__Dataset records__:
+ + +
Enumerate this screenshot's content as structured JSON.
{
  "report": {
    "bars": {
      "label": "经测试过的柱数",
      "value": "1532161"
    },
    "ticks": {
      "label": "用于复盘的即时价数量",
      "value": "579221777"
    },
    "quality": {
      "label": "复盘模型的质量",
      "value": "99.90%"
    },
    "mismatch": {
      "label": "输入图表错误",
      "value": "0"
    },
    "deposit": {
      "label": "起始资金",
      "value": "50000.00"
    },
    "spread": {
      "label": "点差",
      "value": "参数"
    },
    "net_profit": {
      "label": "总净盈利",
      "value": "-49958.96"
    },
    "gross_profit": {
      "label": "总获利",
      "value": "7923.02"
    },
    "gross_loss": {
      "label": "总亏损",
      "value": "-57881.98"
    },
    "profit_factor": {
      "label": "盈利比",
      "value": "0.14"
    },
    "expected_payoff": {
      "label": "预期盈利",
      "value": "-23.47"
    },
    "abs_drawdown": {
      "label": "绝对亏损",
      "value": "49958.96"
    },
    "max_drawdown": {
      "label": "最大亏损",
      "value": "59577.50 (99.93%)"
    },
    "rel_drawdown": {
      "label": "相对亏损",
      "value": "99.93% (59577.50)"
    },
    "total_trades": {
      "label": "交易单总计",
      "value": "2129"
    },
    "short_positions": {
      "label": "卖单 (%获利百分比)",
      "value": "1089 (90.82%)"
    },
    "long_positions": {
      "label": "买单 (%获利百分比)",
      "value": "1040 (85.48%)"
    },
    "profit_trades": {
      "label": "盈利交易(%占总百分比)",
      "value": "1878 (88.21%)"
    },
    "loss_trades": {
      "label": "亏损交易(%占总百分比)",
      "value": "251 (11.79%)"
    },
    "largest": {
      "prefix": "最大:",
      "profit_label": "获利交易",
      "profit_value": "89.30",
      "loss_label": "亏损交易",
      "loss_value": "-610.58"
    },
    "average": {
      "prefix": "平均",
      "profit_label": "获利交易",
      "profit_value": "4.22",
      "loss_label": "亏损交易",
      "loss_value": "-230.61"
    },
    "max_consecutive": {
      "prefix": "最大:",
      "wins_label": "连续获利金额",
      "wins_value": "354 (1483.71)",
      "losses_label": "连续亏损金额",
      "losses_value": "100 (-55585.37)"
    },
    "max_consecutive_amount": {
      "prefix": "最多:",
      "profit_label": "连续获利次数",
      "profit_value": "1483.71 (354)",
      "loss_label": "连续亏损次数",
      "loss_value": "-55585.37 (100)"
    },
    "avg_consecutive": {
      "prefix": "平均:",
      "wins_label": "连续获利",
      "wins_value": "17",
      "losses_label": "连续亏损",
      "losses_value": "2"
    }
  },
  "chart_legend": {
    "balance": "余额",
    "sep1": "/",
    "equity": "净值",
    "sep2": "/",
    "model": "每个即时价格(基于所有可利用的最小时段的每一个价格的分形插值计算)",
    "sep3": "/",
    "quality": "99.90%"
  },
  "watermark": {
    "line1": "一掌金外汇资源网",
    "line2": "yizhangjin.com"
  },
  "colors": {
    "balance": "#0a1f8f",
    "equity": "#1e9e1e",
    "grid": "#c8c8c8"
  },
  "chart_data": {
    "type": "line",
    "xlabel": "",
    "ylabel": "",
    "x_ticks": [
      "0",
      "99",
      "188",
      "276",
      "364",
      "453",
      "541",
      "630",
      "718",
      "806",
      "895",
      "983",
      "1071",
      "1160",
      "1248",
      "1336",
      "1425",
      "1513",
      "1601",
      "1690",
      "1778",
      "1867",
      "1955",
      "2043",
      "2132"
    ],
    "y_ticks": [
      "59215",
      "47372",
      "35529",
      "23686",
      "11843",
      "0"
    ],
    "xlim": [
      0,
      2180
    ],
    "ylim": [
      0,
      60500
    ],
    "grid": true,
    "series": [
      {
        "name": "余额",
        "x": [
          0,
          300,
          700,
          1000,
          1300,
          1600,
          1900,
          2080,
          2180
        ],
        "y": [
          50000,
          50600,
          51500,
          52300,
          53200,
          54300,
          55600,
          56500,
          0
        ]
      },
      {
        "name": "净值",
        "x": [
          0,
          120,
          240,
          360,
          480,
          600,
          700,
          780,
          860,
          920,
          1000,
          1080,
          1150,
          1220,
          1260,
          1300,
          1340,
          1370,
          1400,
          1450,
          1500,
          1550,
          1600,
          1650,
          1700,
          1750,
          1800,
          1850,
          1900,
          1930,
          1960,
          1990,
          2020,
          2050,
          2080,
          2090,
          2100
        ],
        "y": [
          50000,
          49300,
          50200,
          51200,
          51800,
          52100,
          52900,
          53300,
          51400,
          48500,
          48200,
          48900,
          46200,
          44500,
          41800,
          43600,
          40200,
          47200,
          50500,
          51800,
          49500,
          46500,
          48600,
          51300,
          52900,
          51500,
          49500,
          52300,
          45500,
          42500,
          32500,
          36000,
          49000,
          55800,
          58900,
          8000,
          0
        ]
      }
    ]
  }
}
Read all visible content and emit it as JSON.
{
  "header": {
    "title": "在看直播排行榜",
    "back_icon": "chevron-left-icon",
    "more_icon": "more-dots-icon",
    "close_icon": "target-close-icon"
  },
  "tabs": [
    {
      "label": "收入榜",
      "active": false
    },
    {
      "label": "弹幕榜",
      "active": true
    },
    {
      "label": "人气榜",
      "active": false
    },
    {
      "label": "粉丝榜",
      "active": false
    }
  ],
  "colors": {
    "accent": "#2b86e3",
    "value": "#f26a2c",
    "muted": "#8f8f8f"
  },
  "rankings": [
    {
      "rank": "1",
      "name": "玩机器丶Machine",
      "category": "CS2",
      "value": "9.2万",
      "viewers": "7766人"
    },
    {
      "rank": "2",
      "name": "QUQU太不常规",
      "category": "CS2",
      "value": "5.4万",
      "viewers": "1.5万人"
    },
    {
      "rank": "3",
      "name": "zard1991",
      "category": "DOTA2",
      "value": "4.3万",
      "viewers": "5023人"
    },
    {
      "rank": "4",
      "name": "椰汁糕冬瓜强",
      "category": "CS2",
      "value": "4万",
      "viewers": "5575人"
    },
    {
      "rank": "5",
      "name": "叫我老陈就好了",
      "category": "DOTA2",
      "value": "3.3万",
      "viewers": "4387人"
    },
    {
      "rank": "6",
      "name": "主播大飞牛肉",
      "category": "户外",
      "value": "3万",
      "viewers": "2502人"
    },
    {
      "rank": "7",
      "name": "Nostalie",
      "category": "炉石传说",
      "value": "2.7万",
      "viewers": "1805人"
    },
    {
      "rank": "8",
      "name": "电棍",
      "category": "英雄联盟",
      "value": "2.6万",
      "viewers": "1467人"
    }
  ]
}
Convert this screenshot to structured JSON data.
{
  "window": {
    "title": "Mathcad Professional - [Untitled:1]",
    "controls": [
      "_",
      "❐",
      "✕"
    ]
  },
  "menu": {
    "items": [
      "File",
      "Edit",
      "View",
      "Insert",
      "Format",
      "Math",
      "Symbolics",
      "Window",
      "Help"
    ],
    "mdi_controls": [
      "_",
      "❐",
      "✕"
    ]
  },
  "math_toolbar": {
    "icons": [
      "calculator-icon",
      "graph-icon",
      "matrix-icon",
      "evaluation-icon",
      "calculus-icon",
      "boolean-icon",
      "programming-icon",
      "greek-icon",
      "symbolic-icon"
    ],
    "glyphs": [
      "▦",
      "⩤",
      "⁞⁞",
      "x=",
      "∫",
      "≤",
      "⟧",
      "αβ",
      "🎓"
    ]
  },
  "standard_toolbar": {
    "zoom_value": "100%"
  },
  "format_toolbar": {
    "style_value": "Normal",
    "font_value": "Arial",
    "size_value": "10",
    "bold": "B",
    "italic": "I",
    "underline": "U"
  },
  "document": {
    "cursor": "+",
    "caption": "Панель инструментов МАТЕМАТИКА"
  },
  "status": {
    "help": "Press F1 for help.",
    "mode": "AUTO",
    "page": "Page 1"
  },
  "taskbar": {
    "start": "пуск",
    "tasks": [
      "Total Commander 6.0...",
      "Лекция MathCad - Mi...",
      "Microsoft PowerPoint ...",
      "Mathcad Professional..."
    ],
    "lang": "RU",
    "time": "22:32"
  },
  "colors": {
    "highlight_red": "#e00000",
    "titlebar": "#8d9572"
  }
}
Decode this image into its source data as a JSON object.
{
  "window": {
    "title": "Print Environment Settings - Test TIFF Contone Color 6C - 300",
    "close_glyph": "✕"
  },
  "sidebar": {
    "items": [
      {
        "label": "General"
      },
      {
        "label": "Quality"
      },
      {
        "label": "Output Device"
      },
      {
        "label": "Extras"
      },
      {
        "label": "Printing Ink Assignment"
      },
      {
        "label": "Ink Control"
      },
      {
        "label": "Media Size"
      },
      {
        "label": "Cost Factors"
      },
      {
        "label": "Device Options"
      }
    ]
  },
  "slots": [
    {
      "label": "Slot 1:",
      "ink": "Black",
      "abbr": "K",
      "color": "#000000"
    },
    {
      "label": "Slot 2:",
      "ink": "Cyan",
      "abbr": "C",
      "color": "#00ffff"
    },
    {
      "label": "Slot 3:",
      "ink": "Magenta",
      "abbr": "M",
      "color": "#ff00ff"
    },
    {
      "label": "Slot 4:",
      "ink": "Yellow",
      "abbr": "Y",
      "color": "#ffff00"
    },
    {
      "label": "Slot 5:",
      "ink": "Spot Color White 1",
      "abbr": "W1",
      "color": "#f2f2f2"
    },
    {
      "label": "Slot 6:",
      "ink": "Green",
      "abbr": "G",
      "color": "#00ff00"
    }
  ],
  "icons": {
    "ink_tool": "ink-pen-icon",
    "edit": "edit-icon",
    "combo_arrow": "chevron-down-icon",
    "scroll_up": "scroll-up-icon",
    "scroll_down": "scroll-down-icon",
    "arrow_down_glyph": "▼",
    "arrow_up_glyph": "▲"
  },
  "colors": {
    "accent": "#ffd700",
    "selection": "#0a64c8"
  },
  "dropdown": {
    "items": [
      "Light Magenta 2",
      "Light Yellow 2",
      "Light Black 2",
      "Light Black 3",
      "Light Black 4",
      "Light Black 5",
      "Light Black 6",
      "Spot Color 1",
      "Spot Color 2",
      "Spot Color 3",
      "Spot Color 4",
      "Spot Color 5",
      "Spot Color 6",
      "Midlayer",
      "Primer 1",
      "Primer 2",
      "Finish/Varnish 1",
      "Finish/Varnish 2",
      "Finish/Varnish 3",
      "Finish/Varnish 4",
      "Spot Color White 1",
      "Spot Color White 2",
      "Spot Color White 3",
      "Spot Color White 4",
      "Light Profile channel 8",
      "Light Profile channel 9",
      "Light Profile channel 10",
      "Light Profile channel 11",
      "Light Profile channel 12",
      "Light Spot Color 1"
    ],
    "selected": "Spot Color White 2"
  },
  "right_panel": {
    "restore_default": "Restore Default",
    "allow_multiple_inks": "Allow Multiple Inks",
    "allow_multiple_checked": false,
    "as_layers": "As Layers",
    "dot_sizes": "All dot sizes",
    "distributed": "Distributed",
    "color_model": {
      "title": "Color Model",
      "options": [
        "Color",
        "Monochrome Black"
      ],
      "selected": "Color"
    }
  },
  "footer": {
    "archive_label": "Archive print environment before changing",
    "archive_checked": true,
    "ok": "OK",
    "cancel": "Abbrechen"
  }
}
+ + +
__REQUEST__:
Answer with one number: how many lines of the entries above include the word "Professional".

__EXERCISE ANSWER__:
2